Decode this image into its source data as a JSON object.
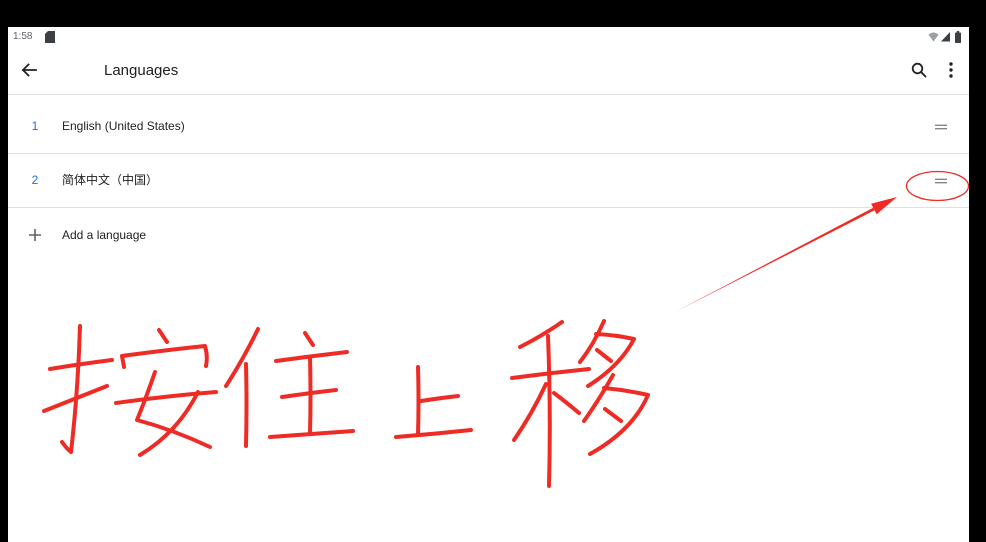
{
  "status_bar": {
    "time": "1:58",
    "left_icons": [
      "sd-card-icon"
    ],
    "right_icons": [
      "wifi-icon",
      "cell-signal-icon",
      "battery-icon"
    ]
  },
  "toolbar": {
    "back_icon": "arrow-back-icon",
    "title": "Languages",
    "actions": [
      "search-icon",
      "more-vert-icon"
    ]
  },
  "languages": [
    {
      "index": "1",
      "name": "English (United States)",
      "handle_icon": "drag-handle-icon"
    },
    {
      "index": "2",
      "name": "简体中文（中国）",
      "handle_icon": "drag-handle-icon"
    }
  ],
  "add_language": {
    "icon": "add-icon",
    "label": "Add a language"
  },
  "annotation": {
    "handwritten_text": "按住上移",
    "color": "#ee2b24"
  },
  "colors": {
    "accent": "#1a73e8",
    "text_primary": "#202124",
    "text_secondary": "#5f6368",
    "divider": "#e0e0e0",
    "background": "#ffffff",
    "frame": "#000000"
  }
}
--
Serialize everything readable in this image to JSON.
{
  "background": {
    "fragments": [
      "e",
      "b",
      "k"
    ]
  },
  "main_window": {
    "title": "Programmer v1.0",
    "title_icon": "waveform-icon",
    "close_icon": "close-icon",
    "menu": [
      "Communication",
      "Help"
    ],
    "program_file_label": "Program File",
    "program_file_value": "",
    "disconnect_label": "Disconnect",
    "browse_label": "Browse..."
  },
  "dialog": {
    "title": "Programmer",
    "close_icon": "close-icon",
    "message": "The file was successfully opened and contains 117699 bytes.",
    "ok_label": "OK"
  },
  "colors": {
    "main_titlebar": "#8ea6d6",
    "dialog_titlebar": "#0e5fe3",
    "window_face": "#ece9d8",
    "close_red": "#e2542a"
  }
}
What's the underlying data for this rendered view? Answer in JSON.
==
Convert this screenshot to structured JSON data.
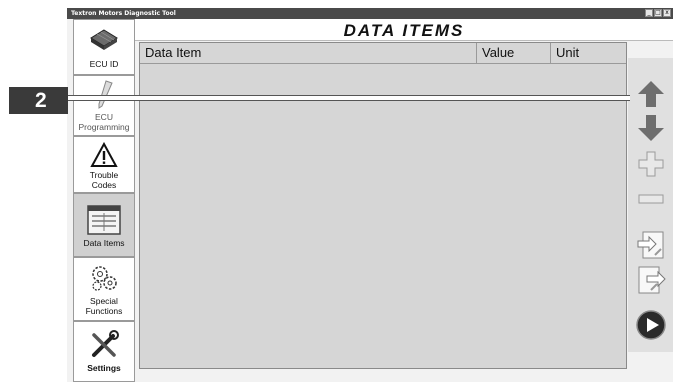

= What to produce =
Start at the line with "Serialize everything readable", stop at the line with "What's the underlying", and return every line in that stretch exactly, those two included.

= Right answer =
Serialize everything readable in this image to JSON.
{
  "background": {
    "fragments": [
      "e",
      "b",
      "k"
    ]
  },
  "main_window": {
    "title": "Programmer v1.0",
    "title_icon": "waveform-icon",
    "close_icon": "close-icon",
    "menu": [
      "Communication",
      "Help"
    ],
    "program_file_label": "Program File",
    "program_file_value": "",
    "disconnect_label": "Disconnect",
    "browse_label": "Browse..."
  },
  "dialog": {
    "title": "Programmer",
    "close_icon": "close-icon",
    "message": "The file was successfully opened and contains 117699 bytes.",
    "ok_label": "OK"
  },
  "colors": {
    "main_titlebar": "#8ea6d6",
    "dialog_titlebar": "#0e5fe3",
    "window_face": "#ece9d8",
    "close_red": "#e2542a"
  }
}
What's the underlying data for this rendered view? Answer in JSON.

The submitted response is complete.